● PROBLEM DESCRIPTION
Images excluded, repeat each entry below exactly.

● Source data
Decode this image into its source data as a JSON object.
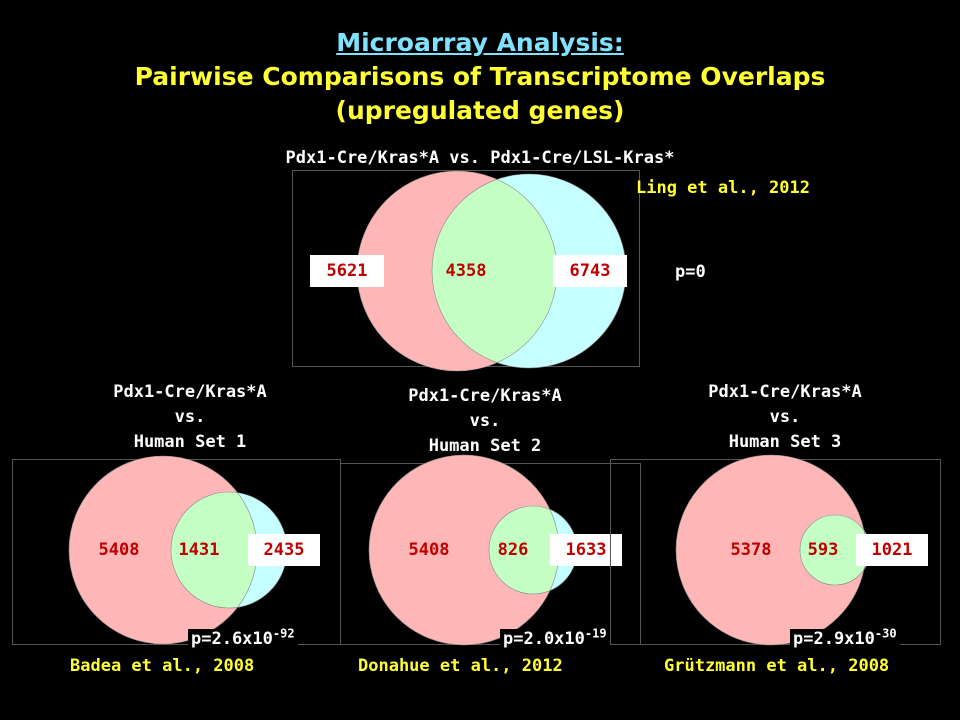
{
  "title": {
    "line1": "Microarray Analysis:",
    "line2": "Pairwise Comparisons of Transcriptome Overlaps",
    "line3": "(upregulated genes)"
  },
  "colors": {
    "left_circle": "#ffb6b6",
    "right_circle": "#c6ffff",
    "overlap": "#c4ffc4",
    "numbers": "#c00000",
    "title_cyan": "#7fe3ff",
    "title_yellow": "#ffff33"
  },
  "top": {
    "heading": "Pdx1-Cre/Kras*A vs. Pdx1-Cre/LSL-Kras*",
    "source": "Ling et al., 2012",
    "left_only": "5621",
    "overlap": "4358",
    "right_only": "6743",
    "p_text": "p=0"
  },
  "comparisons": [
    {
      "line1": "Pdx1-Cre/Kras*A",
      "line2": "vs.",
      "line3": "Human Set 1",
      "left_only": "5408",
      "overlap": "1431",
      "right_only": "2435",
      "p_base": "p=2.6x10",
      "p_exp": "-92",
      "source": "Badea et al., 2008"
    },
    {
      "line1": "Pdx1-Cre/Kras*A",
      "line2": "vs.",
      "line3": "Human Set 2",
      "left_only": "5408",
      "overlap": "826",
      "right_only": "1633",
      "p_base": "p=2.0x10",
      "p_exp": "-19",
      "source": "Donahue et al., 2012"
    },
    {
      "line1": "Pdx1-Cre/Kras*A",
      "line2": "vs.",
      "line3": "Human Set 3",
      "left_only": "5378",
      "overlap": "593",
      "right_only": "1021",
      "p_base": "p=2.9x10",
      "p_exp": "-30",
      "source": "Grützmann et al., 2008"
    }
  ]
}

● WRITTEN SOLUTION
Decode this image into its source data as a JSON object.
{
  "title": {
    "line1": "Microarray Analysis:",
    "line2": "Pairwise Comparisons of Transcriptome Overlaps",
    "line3": "(upregulated genes)"
  },
  "colors": {
    "left_circle": "#ffb6b6",
    "right_circle": "#c6ffff",
    "overlap": "#c4ffc4",
    "numbers": "#c00000",
    "title_cyan": "#7fe3ff",
    "title_yellow": "#ffff33"
  },
  "top": {
    "heading": "Pdx1-Cre/Kras*A vs. Pdx1-Cre/LSL-Kras*",
    "source": "Ling et al., 2012",
    "left_only": "5621",
    "overlap": "4358",
    "right_only": "6743",
    "p_text": "p=0"
  },
  "comparisons": [
    {
      "line1": "Pdx1-Cre/Kras*A",
      "line2": "vs.",
      "line3": "Human Set 1",
      "left_only": "5408",
      "overlap": "1431",
      "right_only": "2435",
      "p_base": "p=2.6x10",
      "p_exp": "-92",
      "source": "Badea et al., 2008"
    },
    {
      "line1": "Pdx1-Cre/Kras*A",
      "line2": "vs.",
      "line3": "Human Set 2",
      "left_only": "5408",
      "overlap": "826",
      "right_only": "1633",
      "p_base": "p=2.0x10",
      "p_exp": "-19",
      "source": "Donahue et al., 2012"
    },
    {
      "line1": "Pdx1-Cre/Kras*A",
      "line2": "vs.",
      "line3": "Human Set 3",
      "left_only": "5378",
      "overlap": "593",
      "right_only": "1021",
      "p_base": "p=2.9x10",
      "p_exp": "-30",
      "source": "Grützmann et al., 2008"
    }
  ]
}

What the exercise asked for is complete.